--- Exercise directions ---
Sift the listing for lines that hold the string "this" and pull them out.

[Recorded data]
[START]
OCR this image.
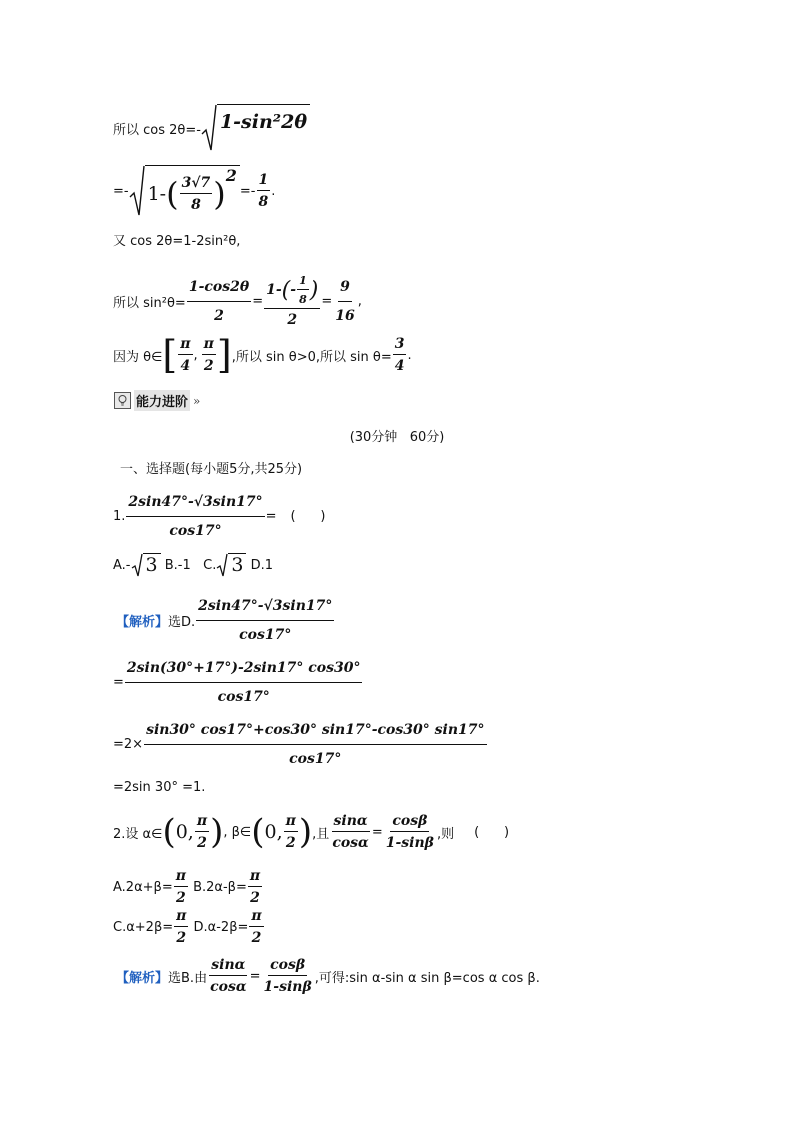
所以 cos 2θ=- 1-sin²2θ
=- 1- ( $\frac{3√7}{8}$ ) 2
=- $\frac{1}{8}$ .
又 cos 2θ=1-2sin²θ,
所以 $\sin^2\theta= \frac{1-\cos 2\theta}{2} = \frac{1- ( - \frac{1}{8} )}{2} = \frac{9}{16}$ ,
因为 θ∈ [ $\frac{\pi}{4}$ , $\frac{\pi}{2}$ ] ,所以 sin θ>0,所以 $\sin \theta= \frac{3}{4}$ .
能力进阶 »
(30分钟   60分)
一、选择题(每小题5分,共25分)
1. $\frac{2\sin 47^\circ-√3\sin 17^\circ}{\cos 17^\circ}$ = (      )
A.- 3 B.-1   C. 3 D.1
【解析】 选D. $\frac{2\sin 47^\circ-√3\sin 17^\circ}{\cos 17^\circ}$
= $\frac{2\sin(30^\circ+17^\circ)-2\sin 17^\circ \cos 30^\circ}{\cos 17^\circ}$
$=2\times \frac{\sin 30^\circ \cos 17^\circ+\cos 30^\circ \sin 17^\circ-\cos 30^\circ \sin 17^\circ}{\cos 17^\circ}$
=2sin 30° =1.
2.设 α∈ ( 0, $\frac{\pi}{2}$ ) , β∈ ( 0, $\frac{\pi}{2}$ ) ,且 $\frac{\sin\alpha}{\cos\alpha} = \frac{\cos\beta}{1-\sin\beta}$ ,则 (      )
$A.2\alpha+\beta= \frac{\pi}{2} B.2\alpha-\beta= \frac{\pi}{2}$
$C.\alpha+2\beta= \frac{\pi}{2} D.\alpha-2\beta= \frac{\pi}{2}$
【解析】 选B.由 $\frac{\sin\alpha}{\cos\alpha} = \frac{\cos\beta}{1-\sin\beta}$ ,可得:sin α-sin α sin β=cos α cos β.
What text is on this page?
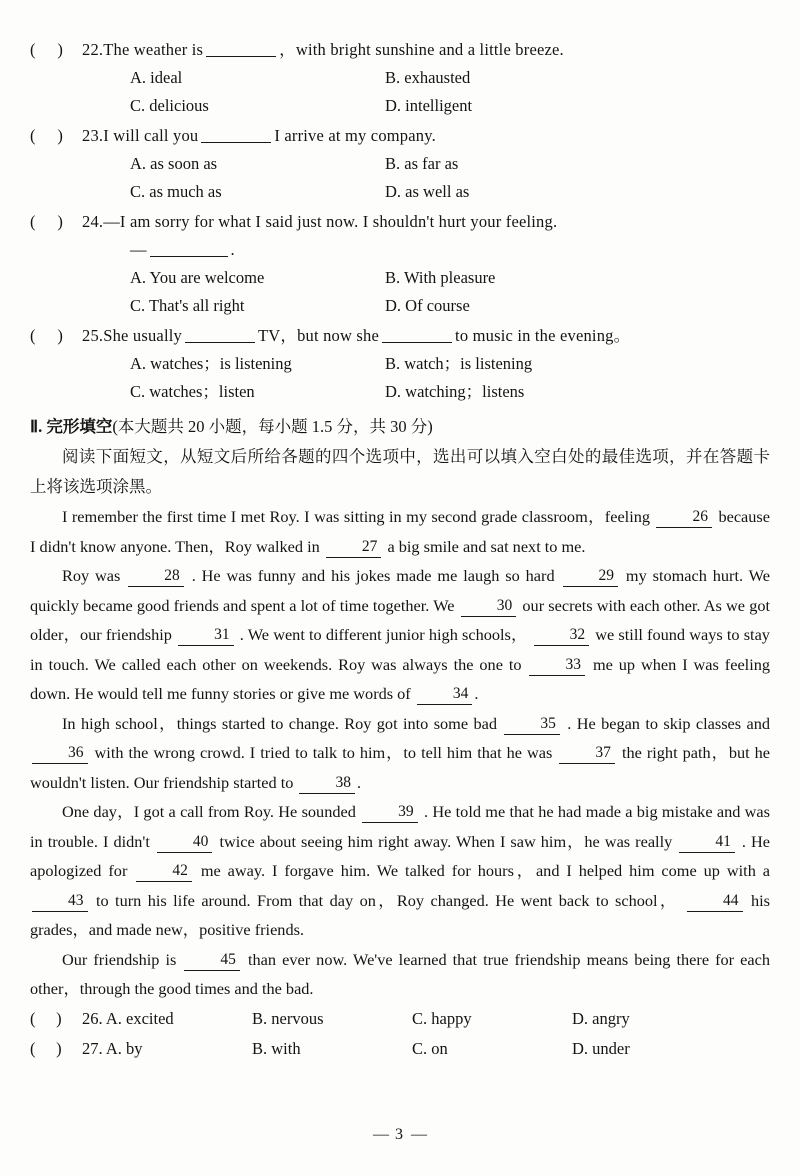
(     )	22. The weather is	，with bright sunshine and a little breeze.
A. ideal	B. exhausted
C. delicious	D. intelligent
(     )	23. I will call you	I arrive at my company.
A. as soon as	B. as far as
C. as much as	D. as well as
(     )	24. —I am sorry for what I said just now. I shouldn't hurt your feeling.
—	.
A. You are welcome	B. With pleasure
C. That's all right	D. Of course
(     )	25. She usually	TV，but now she	to music in the evening。
A. watches；is listening	B. watch；is listening
C. watches；listen	D. watching；listens
Ⅱ. 完形填空(本大题共 20 小题，每小题 1.5 分，共 30 分)
阅读下面短文，从短文后所给各题的四个选项中，选出可以填入空白处的最佳选项，并在答题卡上将该选项涂黑。

I remember the first time I met Roy. I was sitting in my second grade classroom，feeling	26 because I didn't know anyone. Then，Roy walked in	27 a big smile and sat next to me.

Roy was	28 . He was funny and his jokes made me laugh so hard	29 my stomach hurt. We quickly became good friends and spent a lot of time together. We	30 our secrets with each other. As we got older，our friendship	31 . We went to different junior high schools，	32 we still found ways to stay in touch. We called each other on weekends. Roy was always the one to	33 me up when I was feeling down. He would tell me funny stories or give me words of	34 .

In high school，things started to change. Roy got into some bad	35 . He began to skip classes and 36 with the wrong crowd. I tried to talk to him，to tell him that he was	37 the right path，but he wouldn't listen. Our friendship started to	38 .

One day，I got a call from Roy. He sounded	39 . He told me that he had made a big mistake and was in trouble. I didn't	40 twice about seeing him right away. When I saw him，he was really	41 . He apologized for	42 me away. I forgave him. We talked for hours，and I helped him come up with a 43 to turn his life around. From that day on，Roy changed. He went back to school，	44 his grades，and made new，positive friends.

Our friendship is	45 than ever now. We've learned that true friendship means being there for each other，through the good times and the bad.

(     )	26. A. excited	B. nervous	C. happy	D. angry
(     )	27. A. by	B. with	C. on	D. under
— 3 —
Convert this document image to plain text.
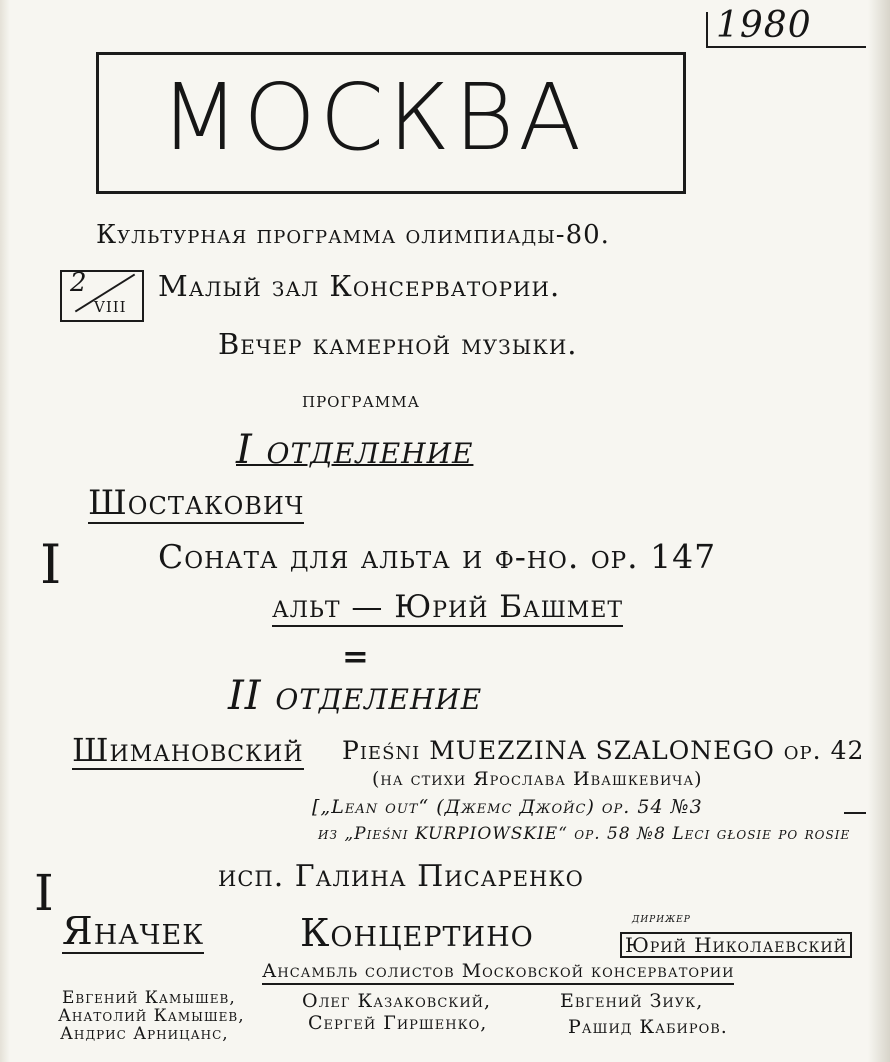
1980
МОСКВА
Культурная программа олимпиады-80.
2
VIII
Малый зал Консерватории.
Вечер камерной музыки.
программа
I отделение
Шостакович
I	Соната для альта и ф-но. ор. 147
альт — Юрий Башмет
=
II отделение
Шимановский Pieśni MUEZZINA SZALONEGO ор. 42
(на стихи Ярослава Ивашкевича)
[„Lean out“ (Джемс Джойс) ор. 54 №3
из „Pieśni KURPIOWSKIE“ ор. 58 №8 Leci głosie po rosie
исп. Галина Писаренко
I
Яначек	Концертино	дирижер
Юрий Николаевский
Ансамбль солистов Московской консерватории
Евгений Камышев,	Олег Казаковский,	Евгений Зиук,
Анатолий Камышев,
Андрис Арницанс,	Сергей Гиршенко,	Рашид Кабиров.
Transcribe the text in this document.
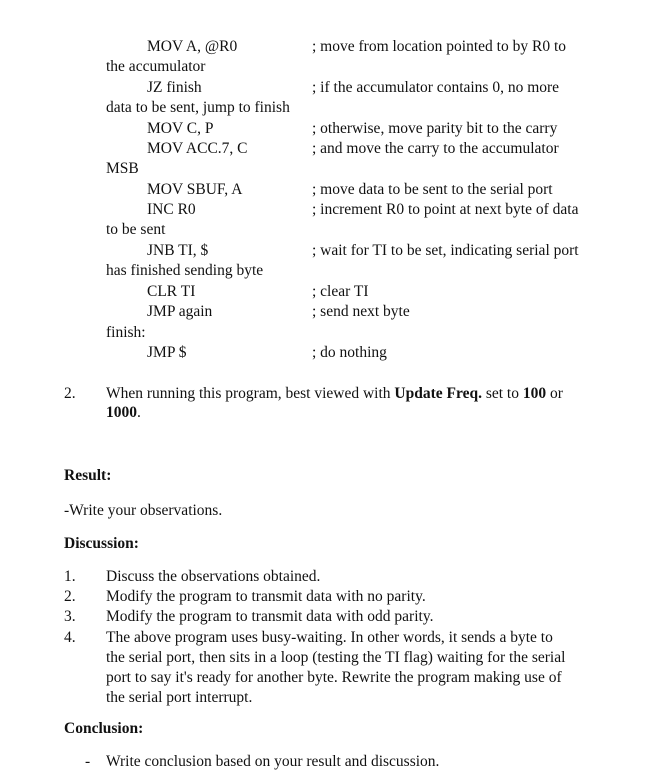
MOV A, @R0	; move from location pointed to by R0 to
the accumulator
JZ finish	; if the accumulator contains 0, no more
data to be sent, jump to finish
MOV C, P	; otherwise, move parity bit to the carry
MOV ACC.7, C	; and move the carry to the accumulator
MSB
MOV SBUF, A	; move data to be sent to the serial port
INC R0	; increment R0 to point at next byte of data
to be sent
JNB TI, $	; wait for TI to be set, indicating serial port
has finished sending byte
CLR TI	; clear TI
JMP again	; send next byte
finish:
JMP $	; do nothing
2. When running this program, best viewed with Update Freq. set to 100 or
1000.
Result:
-Write your observations.
Discussion:
1. Discuss the observations obtained.
2. Modify the program to transmit data with no parity.
3. Modify the program to transmit data with odd parity.
4. The above program uses busy-waiting. In other words, it sends a byte to
the serial port, then sits in a loop (testing the TI flag) waiting for the serial
port to say it's ready for another byte. Rewrite the program making use of
the serial port interrupt.
Conclusion:
- Write conclusion based on your result and discussion.
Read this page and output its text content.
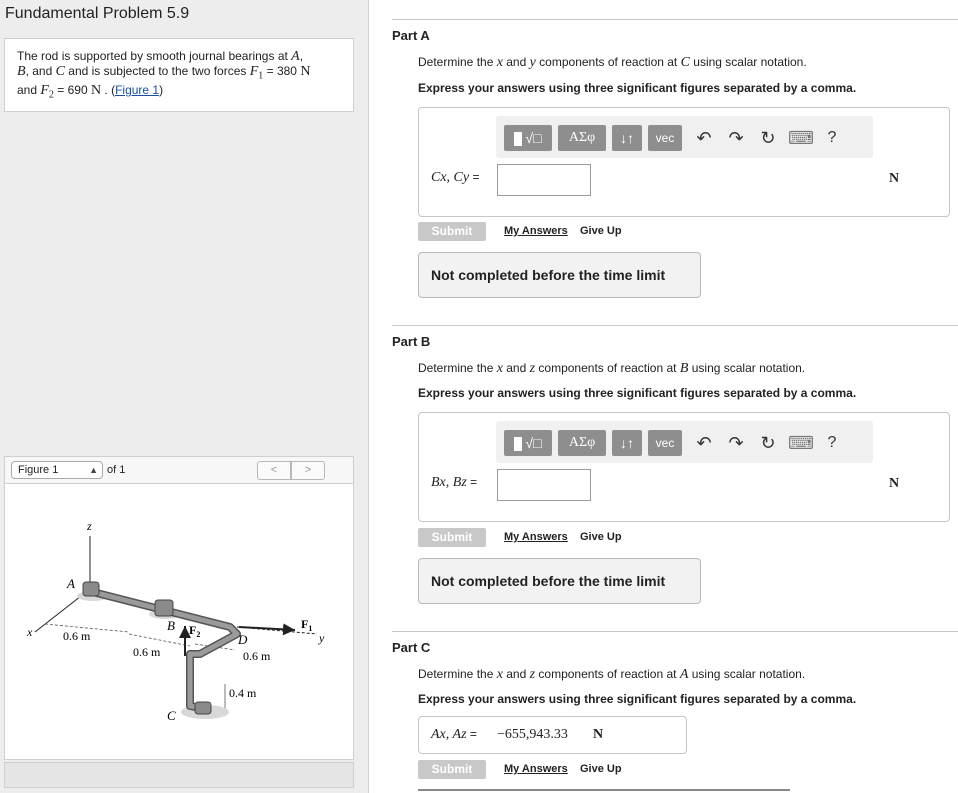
Fundamental Problem 5.9
The rod is supported by smooth journal bearings at A,
B, and C and is subjected to the two forces $F_1 = 380$ N
and $F_2 = 690$ N . (Figure 1)
Figure 1	▲ of 1	<	>
z
x	y
A
B
C
D
$F_1$
$F_2$
0.6 m
0.6 m	0.6 m
0.4 m
Part A
Determine the x and y components of reaction at C using scalar notation.
Express your answers using three significant figures separated by a comma.
√□	ΑΣφ	↓↑	vec	↶ ↷ ↻ ⌨ ?
Cx, Cy =	N
Submit	My Answers Give Up
Not completed before the time limit
Part B
Determine the x and z components of reaction at B using scalar notation.
Express your answers using three significant figures separated by a comma.
√□	ΑΣφ	↓↑	vec	↶ ↷ ↻ ⌨ ?
Bx, Bz =	N
Submit	My Answers Give Up
Not completed before the time limit
Part C
Determine the x and z components of reaction at A using scalar notation.
Express your answers using three significant figures separated by a comma.
Ax, Az = −655,943.33 N
Submit	My Answers Give Up
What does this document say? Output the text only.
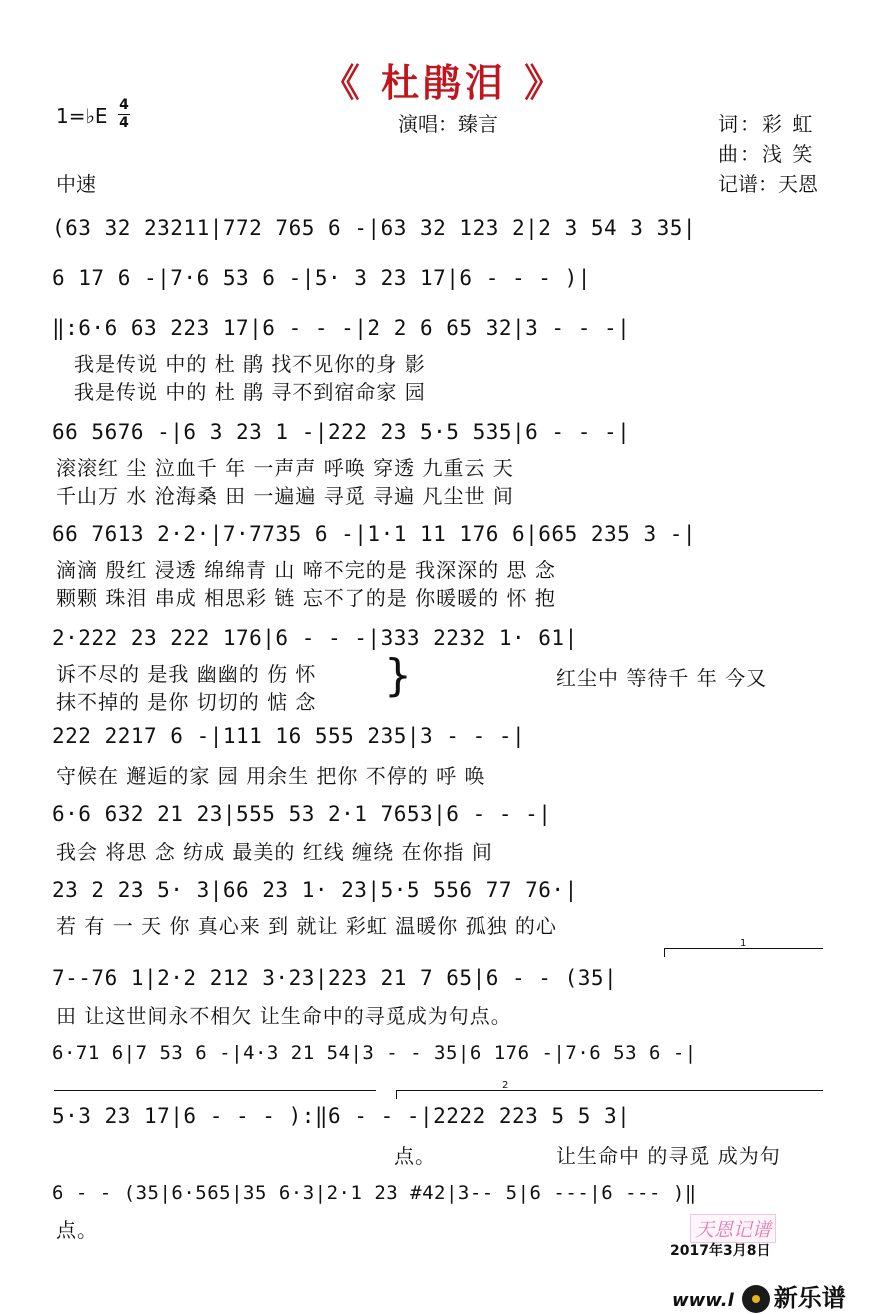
《 杜鹃泪 》
1=♭E 4
4	演唱：臻言	词：彩 虹
曲：浅 笑
记谱：天恩
中速
(63 32 23211|772 765 6 -|63 32 123 2|2 3 54 3 35|
6 17 6 -|7·6 53 6 -|5· 3 23 17|6 - - - )|
‖:6·6 63 223 17|6 - - -|2 2 6 65 32|3 - - -|
我是传说 中的 杜 鹃 找不见你的身 影
我是传说 中的 杜 鹃 寻不到宿命家 园
66 5676 -|6 3 23 1 -|222 23 5·5 535|6 - - -|
滚滚红 尘 泣血千 年 一声声 呼唤 穿透 九重云 天
千山万 水 沧海桑 田 一遍遍 寻觅 寻遍 凡尘世 间
66 7613 2·2·|7·7735 6 -|1·1 11 176 6|665 235 3 -|
滴滴 殷红 浸透 绵绵青 山 啼不完的是 我深深的 思 念
颗颗 珠泪 串成 相思彩 链 忘不了的是 你暖暖的 怀 抱
2·222 23 222 176|6 - - -|333 2232 1· 61|
诉不尽的 是我 幽幽的 伤 怀
抹不掉的 是你 切切的 惦 念
}	红尘中 等待千 年 今又
222 2217 6 -|111 16 555 235|3 - - -|
守候在 邂逅的家 园 用余生 把你 不停的 呼 唤
6·6 632 21 23|555 53 2·1 7653|6 - - -|
我会 将思 念 纺成 最美的 红线 缠绕 在你指 间
23 2 23 5· 3|66 23 1· 23|5·5 556 77 76·|
若 有 一 天 你 真心来 到 就让 彩虹 温暖你 孤独 的心
1
7--76 1|2·2 212 3·23|223 21 7 65|6 - - (35|
田 让这世间永不相欠 让生命中的寻觅成为句点。
6·71 6|7 53 6 -|4·3 21 54|3 - - 35|6 176 -|7·6 53 6 -|
2
5·3 23 17|6 - - - ):‖6 - - -|2222 223 5 5 3|
点。	让生命中 的寻觅 成为句
6 - - (35|6·565|35 6·3|2·1 23 #42|3-- 5|6 ---|6 --- )‖
点。	天恩记谱
2017年3月8日
www.l 新乐谱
[END]
--- Full answer ---
OCR this image.
What text is on this page?
Convert this document image to plain text.
Transcribe the text in this document.
2. When running this program, best viewed with Update Freq. set to 100 or
Read this page and output its text content.
What does this document say? Output the text only.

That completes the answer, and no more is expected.